**Extract:**

Core Development Matrices
Calibrated time parameters tested against standard inversion cycles (first 30s continuous, then 2 inversions every 60s).
| Formula | Target Film | Dilution | Temp / Time | Visual Profile |
|---|---|---|---|---|
| Kodak D-76 | Tri-X 400 / GP3 | Stock | 20°C / 8 mins | Medium contrast, classic documentary grain structure. |
| Rodinal (R09) | APX 100 / Kentmere | 1:50 | 20°C / 14 mins | High acutance, biting edge-sharpness, gritty organic grain. |
| Ilford ID-11 | HP5 Plus | 1:1 | 20°C / 11 mins | Exquisite tonal gradations, pristine highlight retention. |
Thermal Decay & Seasonal Deviations
Summer Anomalies (June – August)
Without a dedicated chilled water bath, ambient darkroom temperatures regularly hit 28°C here during peak summer. Chemical kinetics accelerate exponentially at this threshold.
The Symptom: Processing with D-76 at a casual 24°C drops development times below 5 minutes, leading to uneven development and severe "blistering" (chemically blown-out highlights).
The Fix: Ice-bath cooling is mandatory. Developer, stop bath, fixer, and the final wash water must be brought down to a uniform 20°C ±0.5°C. Reticulation occurs if the emulsion layer experiences sudden thermal shock between steps.
Winter Inertia (December – February)
When ambient darkroom temperatures plummet below 16°C, Hydroquinone (the primary high-contrast reducing agent in most dual-agent developers) becomes completely dormant. Only Metol continues to work sluggishly.
The Symptom: Negatives processed in cold chemistry suffer from extreme under-development, lacking D-max (maximum density) and looking hopelessly flat and muddy.
The Fix: Switch on the sub-tank heating mats to hold a rock-solid 20°C. Compensating by merely extending time yields poor tonal separation.

**Dataset excerpts:**
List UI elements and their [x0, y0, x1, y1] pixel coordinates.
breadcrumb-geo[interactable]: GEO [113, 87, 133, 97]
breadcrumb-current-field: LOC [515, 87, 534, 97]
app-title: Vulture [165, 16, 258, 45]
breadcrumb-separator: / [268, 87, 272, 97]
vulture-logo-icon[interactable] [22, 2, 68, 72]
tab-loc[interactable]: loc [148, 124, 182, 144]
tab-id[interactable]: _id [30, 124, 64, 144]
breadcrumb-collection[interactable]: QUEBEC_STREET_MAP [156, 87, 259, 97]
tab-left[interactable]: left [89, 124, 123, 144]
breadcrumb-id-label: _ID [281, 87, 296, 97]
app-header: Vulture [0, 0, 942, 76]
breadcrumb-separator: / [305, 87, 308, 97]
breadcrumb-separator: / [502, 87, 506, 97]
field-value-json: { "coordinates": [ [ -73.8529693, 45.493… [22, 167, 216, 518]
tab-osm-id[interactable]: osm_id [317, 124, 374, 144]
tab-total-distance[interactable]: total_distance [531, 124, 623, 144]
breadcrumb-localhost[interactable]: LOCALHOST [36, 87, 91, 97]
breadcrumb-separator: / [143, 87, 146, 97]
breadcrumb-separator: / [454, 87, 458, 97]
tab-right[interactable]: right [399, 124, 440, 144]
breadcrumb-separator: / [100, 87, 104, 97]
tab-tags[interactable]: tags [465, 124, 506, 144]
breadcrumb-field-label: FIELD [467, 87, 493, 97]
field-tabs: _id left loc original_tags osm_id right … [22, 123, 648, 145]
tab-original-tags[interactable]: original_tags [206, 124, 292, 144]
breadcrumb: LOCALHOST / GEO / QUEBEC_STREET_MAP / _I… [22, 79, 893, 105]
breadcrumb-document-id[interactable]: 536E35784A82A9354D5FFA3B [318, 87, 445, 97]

**Instructions for the task:** Write out, word for word, the part of the film developing notes above that begins with the words containing "When ambient darkroom" and ends with "flat and muddy.".

**Exercise output:**
When ambient darkroom temperatures plummet below 16°C, Hydroquinone (the primary high-contrast reducing agent in most dual-agent developers) becomes completely dormant. Only Metol continues to work sluggishly.
The Symptom: Negatives processed in cold chemistry suffer from extreme under-development, lacking D-max (maximum density) and looking hopelessly flat and muddy.